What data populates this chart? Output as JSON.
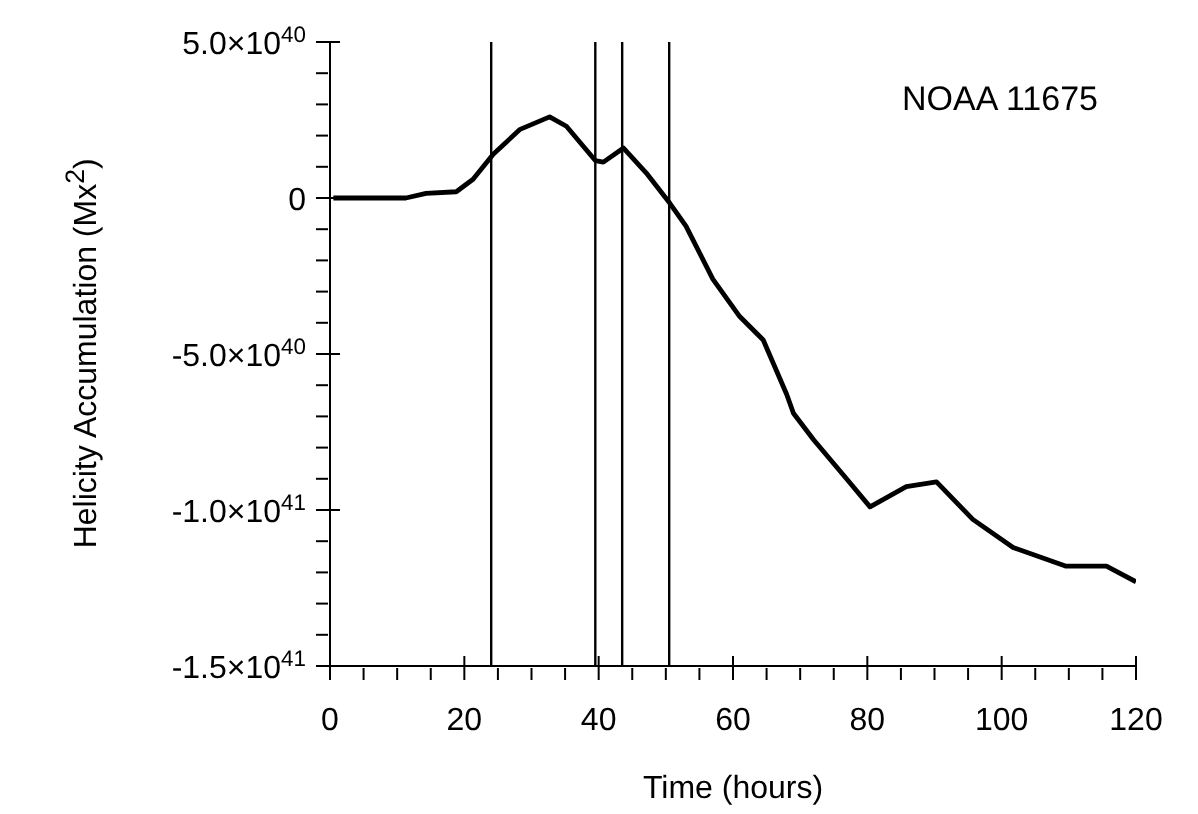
{
  "chart_data": {
    "type": "line",
    "xlabel": "Time (hours)",
    "ylabel": "Helicity Accumulation (Mx$^{2}$)",
    "annotations": [
      "NOAA 11675"
    ],
    "x": [
      0.5,
      11.3,
      14.3,
      18.8,
      21.3,
      24.3,
      28.3,
      32.7,
      35.2,
      39.5,
      40.7,
      43.7,
      47.1,
      50.6,
      53,
      57,
      61,
      64.5,
      68,
      69,
      72,
      76.9,
      80.4,
      85.8,
      90.3,
      95.7,
      101.7,
      109.6,
      115.6,
      120
    ],
    "series": [
      {
        "color": "#000000",
        "values": [
          0,
          0,
          1.5e+39,
          2e+39,
          6e+39,
          1.4e+40,
          2.2e+40,
          2.6e+40,
          2.3e+40,
          1.2e+40,
          1.15e+40,
          1.6e+40,
          8e+39,
          -1.7e+39,
          -9e+39,
          -2.6e+40,
          -3.8e+40,
          -4.55e+40,
          -6.3e+40,
          -6.9e+40,
          -7.75e+40,
          -9e+40,
          -9.9e+40,
          -9.25e+40,
          -9.1e+40,
          -1.03e+41,
          -1.12e+41,
          -1.18e+41,
          -1.18e+41,
          -1.23e+41
        ]
      }
    ],
    "xlim": [
      0,
      120
    ],
    "xticks": [
      0,
      {
        "value": 5,
        "label": null
      },
      {
        "value": 10,
        "label": null
      },
      {
        "value": 15,
        "label": null
      },
      20,
      {
        "value": 25,
        "label": null
      },
      {
        "value": 30,
        "label": null
      },
      {
        "value": 35,
        "label": null
      },
      40,
      {
        "value": 45,
        "label": null
      },
      {
        "value": 50,
        "label": null
      },
      {
        "value": 55,
        "label": null
      },
      60,
      {
        "value": 65,
        "label": null
      },
      {
        "value": 70,
        "label": null
      },
      {
        "value": 75,
        "label": null
      },
      80,
      {
        "value": 85,
        "label": null
      },
      {
        "value": 90,
        "label": null
      },
      {
        "value": 95,
        "label": null
      },
      100,
      {
        "value": 105,
        "label": null
      },
      {
        "value": 110,
        "label": null
      },
      {
        "value": 115,
        "label": null
      },
      120
    ],
    "ylim": [
      -1.5e+41,
      5e+40
    ],
    "yticks": [
      {
        "value": -1.5e+41,
        "label": "-1.5×10$^{41}$"
      },
      {
        "value": -1.4e+41,
        "label": null
      },
      {
        "value": -1.3e+41,
        "label": null
      },
      {
        "value": -1.2e+41,
        "label": null
      },
      {
        "value": -1.1e+41,
        "label": null
      },
      {
        "value": -1e+41,
        "label": "-1.0×10$^{41}$"
      },
      {
        "value": -9e+40,
        "label": null
      },
      {
        "value": -8e+40,
        "label": null
      },
      {
        "value": -7e+40,
        "label": null
      },
      {
        "value": -6e+40,
        "label": null
      },
      {
        "value": -5e+40,
        "label": "-5.0×10$^{40}$"
      },
      {
        "value": -4e+40,
        "label": null
      },
      {
        "value": -3e+40,
        "label": null
      },
      {
        "value": -2e+40,
        "label": null
      },
      {
        "value": -1e+40,
        "label": null
      },
      {
        "value": 0,
        "label": "0"
      },
      {
        "value": 1e+40,
        "label": null
      },
      {
        "value": 2e+40,
        "label": null
      },
      {
        "value": 3e+40,
        "label": null
      },
      {
        "value": 4e+40,
        "label": null
      },
      {
        "value": 5e+40,
        "label": "5.0×10$^{40}$"
      }
    ],
    "ref_lines": [
      {
        "axis": "x",
        "value": 24
      },
      {
        "axis": "x",
        "value": 39.5
      },
      {
        "axis": "x",
        "value": 43.5
      },
      {
        "axis": "x",
        "value": 50.5
      }
    ],
    "grid": false,
    "legend": false,
    "marker": "none",
    "line_style": "solid"
  }
}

######

**WORK REQUIRED**
Transcribe the full listing above exactly, with the images removed.

**SOLUTION FOR THIS EXERCISE**
What data populates this chart? Output as JSON.
{
  "chart_data": {
    "type": "line",
    "xlabel": "Time (hours)",
    "ylabel": "Helicity Accumulation (Mx$^{2}$)",
    "annotations": [
      "NOAA 11675"
    ],
    "x": [
      0.5,
      11.3,
      14.3,
      18.8,
      21.3,
      24.3,
      28.3,
      32.7,
      35.2,
      39.5,
      40.7,
      43.7,
      47.1,
      50.6,
      53,
      57,
      61,
      64.5,
      68,
      69,
      72,
      76.9,
      80.4,
      85.8,
      90.3,
      95.7,
      101.7,
      109.6,
      115.6,
      120
    ],
    "series": [
      {
        "color": "#000000",
        "values": [
          0,
          0,
          1.5e+39,
          2e+39,
          6e+39,
          1.4e+40,
          2.2e+40,
          2.6e+40,
          2.3e+40,
          1.2e+40,
          1.15e+40,
          1.6e+40,
          8e+39,
          -1.7e+39,
          -9e+39,
          -2.6e+40,
          -3.8e+40,
          -4.55e+40,
          -6.3e+40,
          -6.9e+40,
          -7.75e+40,
          -9e+40,
          -9.9e+40,
          -9.25e+40,
          -9.1e+40,
          -1.03e+41,
          -1.12e+41,
          -1.18e+41,
          -1.18e+41,
          -1.23e+41
        ]
      }
    ],
    "xlim": [
      0,
      120
    ],
    "xticks": [
      0,
      {
        "value": 5,
        "label": null
      },
      {
        "value": 10,
        "label": null
      },
      {
        "value": 15,
        "label": null
      },
      20,
      {
        "value": 25,
        "label": null
      },
      {
        "value": 30,
        "label": null
      },
      {
        "value": 35,
        "label": null
      },
      40,
      {
        "value": 45,
        "label": null
      },
      {
        "value": 50,
        "label": null
      },
      {
        "value": 55,
        "label": null
      },
      60,
      {
        "value": 65,
        "label": null
      },
      {
        "value": 70,
        "label": null
      },
      {
        "value": 75,
        "label": null
      },
      80,
      {
        "value": 85,
        "label": null
      },
      {
        "value": 90,
        "label": null
      },
      {
        "value": 95,
        "label": null
      },
      100,
      {
        "value": 105,
        "label": null
      },
      {
        "value": 110,
        "label": null
      },
      {
        "value": 115,
        "label": null
      },
      120
    ],
    "ylim": [
      -1.5e+41,
      5e+40
    ],
    "yticks": [
      {
        "value": -1.5e+41,
        "label": "-1.5×10$^{41}$"
      },
      {
        "value": -1.4e+41,
        "label": null
      },
      {
        "value": -1.3e+41,
        "label": null
      },
      {
        "value": -1.2e+41,
        "label": null
      },
      {
        "value": -1.1e+41,
        "label": null
      },
      {
        "value": -1e+41,
        "label": "-1.0×10$^{41}$"
      },
      {
        "value": -9e+40,
        "label": null
      },
      {
        "value": -8e+40,
        "label": null
      },
      {
        "value": -7e+40,
        "label": null
      },
      {
        "value": -6e+40,
        "label": null
      },
      {
        "value": -5e+40,
        "label": "-5.0×10$^{40}$"
      },
      {
        "value": -4e+40,
        "label": null
      },
      {
        "value": -3e+40,
        "label": null
      },
      {
        "value": -2e+40,
        "label": null
      },
      {
        "value": -1e+40,
        "label": null
      },
      {
        "value": 0,
        "label": "0"
      },
      {
        "value": 1e+40,
        "label": null
      },
      {
        "value": 2e+40,
        "label": null
      },
      {
        "value": 3e+40,
        "label": null
      },
      {
        "value": 4e+40,
        "label": null
      },
      {
        "value": 5e+40,
        "label": "5.0×10$^{40}$"
      }
    ],
    "ref_lines": [
      {
        "axis": "x",
        "value": 24
      },
      {
        "axis": "x",
        "value": 39.5
      },
      {
        "axis": "x",
        "value": 43.5
      },
      {
        "axis": "x",
        "value": 50.5
      }
    ],
    "grid": false,
    "legend": false,
    "marker": "none",
    "line_style": "solid"
  }
}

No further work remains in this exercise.